— OBJECTIVE —
Copy the full text on the Fuyug language below word for word, with no changes.

— SELECTED EXTRACT —
:::::
- Region: Papua New Guinea
- Native speakers: 14,000 (2003)
- Language family: Trans-New Guinea? GoilalanFuyug; ;

Language codes
- ISO 639-3: fuy
- Glottolog: fuyu1242

= Fuyug language =

Goilalan language spoken in Papua New Guinea

Fuyug (Fuyuge, Fuyughe, Mafulu) is a language of Papua New Guinea spoken in the Central Province of the country. The language's 14,000 speakers live in 300 villages in the Goilala District.

==Phonology==
The usual orthographic convention used to transcribe Fuyug is to use a for //ɑ//, e for //ɛ//, y for //j//, and the corresponding IPA characters for the remaining phonemes.

===Vowels===
Fuyug possesses five vowel phonemes.

|  | Front | Back |
|---|---|---|
| Close | i | u |
| Mid | ɛ | o |
| Open |  | ɑ |

The vowel //ɛ// is pronounced as the diphthong /[ɛi̯]/ when word-final as well as before a word-final consonant. For example, ateg ("truth") is pronounced /[ɑˈtɛi̯ɡ]/ and ode ("where") as /[oˈdɛi̯]/.

All vowels are nasalised before a nasal consonant, as in in ("pandanus") /[ˈĩn]/, ung ("nose") /[ˈũŋɡ]/, em ("house") /[ˈẽĩ̯m]/.

===Consonants===
Fuyug has 14 consonant phonemes.

|  |  | Labial | Coronal | Velar |
| Plosive | Voiceless | p | t | k |
| Voiced | b | d | ɡ |
| Fricative | Voiceless | f | s |  |
| Voiced | v |  |  |
| Nasal |  | m | n |  |
| Approximant |  | w | j |  |
| Liquid |  |  | l |  |

The voiceless plosive are aspirated in a word-final position and before //i//: endanti ("outside") /[ɛ̃nˈdɑ̃ntʰi]/, oki ("fire") /[ˈokʰi]/, eyak ("return") /[ɛˈjɑkʰ]/.
:::::
— RECORDS SUPPLIED —

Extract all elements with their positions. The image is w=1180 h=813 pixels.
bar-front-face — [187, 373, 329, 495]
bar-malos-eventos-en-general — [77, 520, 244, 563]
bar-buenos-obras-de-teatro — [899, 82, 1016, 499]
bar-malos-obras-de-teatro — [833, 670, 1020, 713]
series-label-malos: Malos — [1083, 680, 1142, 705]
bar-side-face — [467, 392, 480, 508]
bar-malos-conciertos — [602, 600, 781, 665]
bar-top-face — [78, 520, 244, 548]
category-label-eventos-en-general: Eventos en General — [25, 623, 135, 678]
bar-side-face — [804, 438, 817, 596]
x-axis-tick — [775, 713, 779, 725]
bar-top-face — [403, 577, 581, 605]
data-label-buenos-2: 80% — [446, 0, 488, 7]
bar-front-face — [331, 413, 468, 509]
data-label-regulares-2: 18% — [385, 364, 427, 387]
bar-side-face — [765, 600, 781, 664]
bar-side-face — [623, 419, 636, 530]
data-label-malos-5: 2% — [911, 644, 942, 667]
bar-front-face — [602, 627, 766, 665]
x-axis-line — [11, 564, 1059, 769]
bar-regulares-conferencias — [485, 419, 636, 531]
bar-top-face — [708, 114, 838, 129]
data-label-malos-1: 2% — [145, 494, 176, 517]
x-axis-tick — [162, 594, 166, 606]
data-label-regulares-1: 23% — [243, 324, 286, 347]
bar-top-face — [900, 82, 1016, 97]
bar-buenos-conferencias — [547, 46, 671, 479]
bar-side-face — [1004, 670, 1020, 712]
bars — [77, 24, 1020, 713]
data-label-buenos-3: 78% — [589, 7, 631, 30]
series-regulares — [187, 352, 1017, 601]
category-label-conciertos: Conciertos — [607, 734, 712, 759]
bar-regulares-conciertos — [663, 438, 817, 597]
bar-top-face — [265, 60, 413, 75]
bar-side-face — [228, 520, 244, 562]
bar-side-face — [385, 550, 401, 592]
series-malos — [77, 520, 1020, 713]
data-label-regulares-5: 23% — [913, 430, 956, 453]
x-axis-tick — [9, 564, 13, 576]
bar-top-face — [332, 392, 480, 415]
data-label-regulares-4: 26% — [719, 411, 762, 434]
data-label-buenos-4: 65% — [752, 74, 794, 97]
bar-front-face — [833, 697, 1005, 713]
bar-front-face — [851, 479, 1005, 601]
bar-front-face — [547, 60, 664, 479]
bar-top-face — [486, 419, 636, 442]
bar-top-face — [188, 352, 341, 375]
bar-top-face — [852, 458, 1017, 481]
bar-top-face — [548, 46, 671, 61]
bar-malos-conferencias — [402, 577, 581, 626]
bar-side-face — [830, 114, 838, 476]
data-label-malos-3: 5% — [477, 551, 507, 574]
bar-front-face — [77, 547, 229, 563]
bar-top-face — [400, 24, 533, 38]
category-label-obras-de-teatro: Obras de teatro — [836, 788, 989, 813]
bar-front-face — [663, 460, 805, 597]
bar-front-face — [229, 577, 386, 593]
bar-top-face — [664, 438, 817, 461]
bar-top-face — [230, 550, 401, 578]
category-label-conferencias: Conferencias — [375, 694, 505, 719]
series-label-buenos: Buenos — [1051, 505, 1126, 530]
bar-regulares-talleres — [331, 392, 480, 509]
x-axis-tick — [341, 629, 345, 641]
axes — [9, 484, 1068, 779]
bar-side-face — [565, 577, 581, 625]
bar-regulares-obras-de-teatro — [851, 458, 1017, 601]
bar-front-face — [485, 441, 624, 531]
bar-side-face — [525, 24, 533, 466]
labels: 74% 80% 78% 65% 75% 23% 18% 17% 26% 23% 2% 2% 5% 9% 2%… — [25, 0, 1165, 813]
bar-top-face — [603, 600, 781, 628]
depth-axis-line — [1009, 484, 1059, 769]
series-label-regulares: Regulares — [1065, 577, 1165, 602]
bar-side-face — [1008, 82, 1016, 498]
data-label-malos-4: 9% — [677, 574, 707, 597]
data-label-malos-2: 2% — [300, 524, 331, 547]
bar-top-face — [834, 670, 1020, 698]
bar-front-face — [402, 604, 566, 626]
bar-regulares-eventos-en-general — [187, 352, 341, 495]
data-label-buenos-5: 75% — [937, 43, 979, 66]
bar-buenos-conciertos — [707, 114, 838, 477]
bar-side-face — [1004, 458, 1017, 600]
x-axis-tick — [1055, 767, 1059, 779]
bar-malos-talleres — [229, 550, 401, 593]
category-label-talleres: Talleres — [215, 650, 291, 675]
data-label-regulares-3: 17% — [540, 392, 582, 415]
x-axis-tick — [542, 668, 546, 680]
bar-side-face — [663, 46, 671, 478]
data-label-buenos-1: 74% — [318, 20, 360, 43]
:::::
— OUTPUT FOR THIS EXERCISE —
- Region: Papua New Guinea
- Native speakers: 14,000 (2003)
- Language family: Trans-New Guinea? GoilalanFuyug; ;

Language codes
- ISO 639-3: fuy
- Glottolog: fuyu1242

= Fuyug language =

Goilalan language spoken in Papua New Guinea

Fuyug (Fuyuge, Fuyughe, Mafulu) is a language of Papua New Guinea spoken in the Central Province of the country. The language's 14,000 speakers live in 300 villages in the Goilala District.

==Phonology==
The usual orthographic convention used to transcribe Fuyug is to use a for //ɑ//, e for //ɛ//, y for //j//, and the corresponding IPA characters for the remaining phonemes.

===Vowels===
Fuyug possesses five vowel phonemes.

|  | Front | Back |
|---|---|---|
| Close | i | u |
| Mid | ɛ | o |
| Open |  | ɑ |

The vowel //ɛ// is pronounced as the diphthong /[ɛi̯]/ when word-final as well as before a word-final consonant. For example, ateg ("truth") is pronounced /[ɑˈtɛi̯ɡ]/ and ode ("where") as /[oˈdɛi̯]/.

All vowels are nasalised before a nasal consonant, as in in ("pandanus") /[ˈĩn]/, ung ("nose") /[ˈũŋɡ]/, em ("house") /[ˈẽĩ̯m]/.

===Consonants===
Fuyug has 14 consonant phonemes.

|  |  | Labial | Coronal | Velar |
| Plosive | Voiceless | p | t | k |
| Voiced | b | d | ɡ |
| Fricative | Voiceless | f | s |  |
| Voiced | v |  |  |
| Nasal |  | m | n |  |
| Approximant |  | w | j |  |
| Liquid |  |  | l |  |

The voiceless plosive are aspirated in a word-final position and before //i//: endanti ("outside") /[ɛ̃nˈdɑ̃ntʰi]/, oki ("fire") /[ˈokʰi]/, eyak ("return") /[ɛˈjɑkʰ]/.